■ What is needed
Copy out the listing that follows exactly, dropping every picture.

■ Stored records
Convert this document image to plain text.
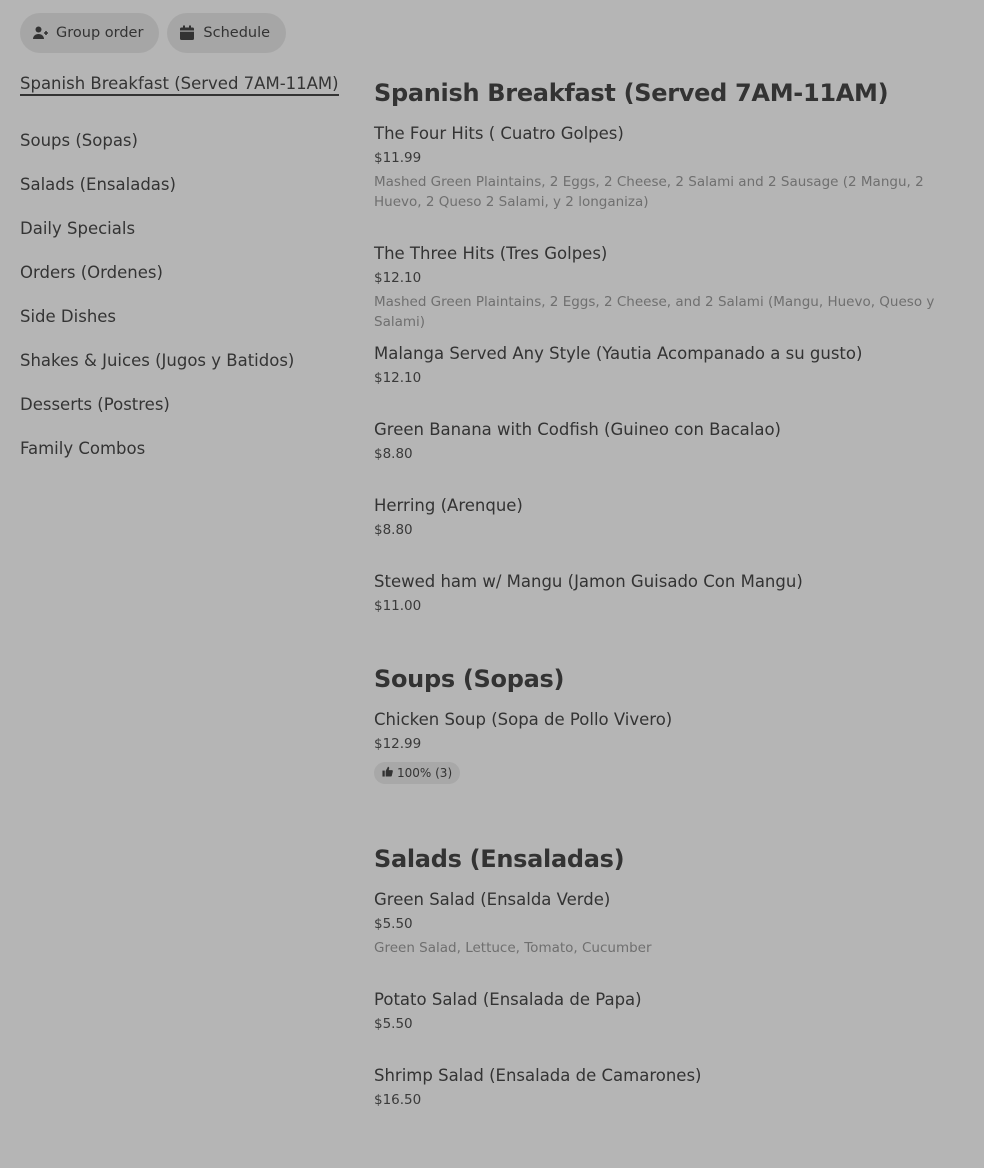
Group order	Schedule
Spanish Breakfast (Served 7AM-11AM)
Soups (Sopas)
Salads (Ensaladas)
Daily Specials
Orders (Ordenes)
Side Dishes
Shakes & Juices (Jugos y Batidos)
Desserts (Postres)
Family Combos
Spanish Breakfast (Served 7AM-11AM)
The Four Hits ( Cuatro Golpes)
$11.99
Mashed Green Plaintains, 2 Eggs, 2 Cheese, 2 Salami and 2 Sausage (2 Mangu, 2 Huevo, 2 Queso 2 Salami, y 2 longaniza)
The Three Hits (Tres Golpes)
$12.10
Mashed Green Plaintains, 2 Eggs, 2 Cheese, and 2 Salami (Mangu, Huevo, Queso y Salami)
Malanga Served Any Style (Yautia Acompanado a su gusto)
$12.10
Green Banana with Codfish (Guineo con Bacalao)
$8.80
Herring (Arenque)
$8.80
Stewed ham w/ Mangu (Jamon Guisado Con Mangu)
$11.00
Soups (Sopas)
Chicken Soup (Sopa de Pollo Vivero)
$12.99
100% (3)
Salads (Ensaladas)
Green Salad (Ensalda Verde)
$5.50
Green Salad, Lettuce, Tomato, Cucumber
Potato Salad (Ensalada de Papa)
$5.50
Shrimp Salad (Ensalada de Camarones)
$16.50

■ Response
Convert this document image to plain text.
Group order	Schedule
Spanish Breakfast (Served 7AM-11AM)
Soups (Sopas)
Salads (Ensaladas)
Daily Specials
Orders (Ordenes)
Side Dishes
Shakes & Juices (Jugos y Batidos)
Desserts (Postres)
Family Combos
Spanish Breakfast (Served 7AM-11AM)
The Four Hits ( Cuatro Golpes)
$11.99
Mashed Green Plaintains, 2 Eggs, 2 Cheese, 2 Salami and 2 Sausage (2 Mangu, 2 Huevo, 2 Queso 2 Salami, y 2 longaniza)
The Three Hits (Tres Golpes)
$12.10
Mashed Green Plaintains, 2 Eggs, 2 Cheese, and 2 Salami (Mangu, Huevo, Queso y Salami)
Malanga Served Any Style (Yautia Acompanado a su gusto)
$12.10
Green Banana with Codfish (Guineo con Bacalao)
$8.80
Herring (Arenque)
$8.80
Stewed ham w/ Mangu (Jamon Guisado Con Mangu)
$11.00
Soups (Sopas)
Chicken Soup (Sopa de Pollo Vivero)
$12.99
100% (3)
Salads (Ensaladas)
Green Salad (Ensalda Verde)
$5.50
Green Salad, Lettuce, Tomato, Cucumber
Potato Salad (Ensalada de Papa)
$5.50
Shrimp Salad (Ensalada de Camarones)
$16.50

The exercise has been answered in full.